El Conde: Amor y honor (English: The Count: Love and Honor) is an upcoming American television series that will premiere on Telemundo in 2023. It is an adaption of the 1844 novel The Count of Monte Cristo by Alexandre Dumas, and is produced by Sony Pictures Television for Telemundo. It will star Fernando Colunga and Ana Brenda Contreras.

Cast 
 Fernando Colunga as Alejandro Gaitán / Count Joaquín de Montenegro
 Ana Brenda Contreras as Mariana Zambrano
 Marjorie de Sousa as Cayetana Carrá
 Sergio Sendel as Gerardo Villarreal
 Chantal Andere as Josefina de Zambrano
 Víctor González as Ricardo Sánchez
 Helena Rojo as Guadalupe de Gaitán
 Omar Fierro as Benjamín Zambrano
 Javier Díaz Dueñas as Leopoldo Villarreal
 Manuel Navarro as Amador Guzmán
 Alejandro Ávila as Guillermo "Memo" Garza
 Sergio Reynoso as Alfredo Gallardo
 Erika de la Rosa as Paulina de Zambrano
 Roberto Romano as Felipe Zambrano
 Uriel del Toro as Antonio Rodríguez
 Saraí Meza as Sofía Zambrano
 Mario Loria
 Leticia Perdigón
 Enoc Leaño
 Jason Romo
 Patricia Martínez
 Antonio Fortier
 Jessica Coch
 Xabiani Ponce de León
 Job Huerta
 Annie Cabello
 Lu Rosette

Production

Development 
On 15 February 2022, the series was announced at Telemundo's virtual screening event. In May 2022, the series was presented during Telemundo's upfront for the 2022–2023 television season. Filming of the series began in June 2022 and concluded on 30 September 2022. On 26 January 2023, Telemundo released the first official trailer for the series.

* _THINGS TO DO_:
1. Translate this sentence from the article on the Telemundo series El Conde: Amor y honor into Spanish: "Filming of the series began in June 2022 and concluded on 30 September 2022."
2. According to the article on El Conde: Amor y honor, which actor plays Mariana Zambrano?
3. Carry on the article about the series El Conde: Amor y honor from its last sentence.
You won't need the listing that follows.

* _DATA PROVIDED_:
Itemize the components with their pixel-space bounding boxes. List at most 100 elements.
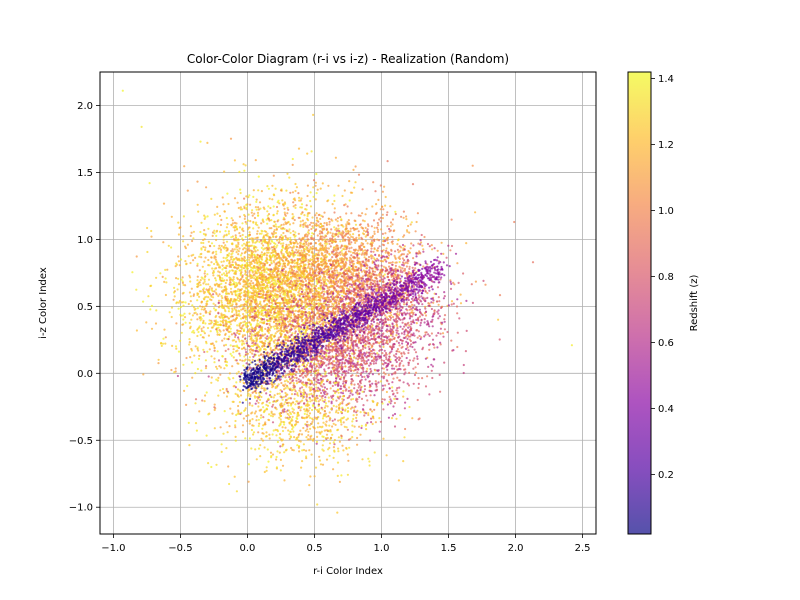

* _TASK ANSWERS_:
1. El rodaje de la serie comenzó en junio de 2022 y concluyó el 30 de septiembre de 2022.

2. Ana Brenda Contreras

3.
Casting 
On 15 February 2022, Fernando Colunga was announced as the lead role. On 26 May 2022, Ana Brenda Contreras was announced in a main role. On 28 May 2022, Marjorie de Sousa, Omar Fierro, Chantal Andere and Sergio Sendel were announced in main roles. On 13 June 2022, an extensive cast list was published in a press release.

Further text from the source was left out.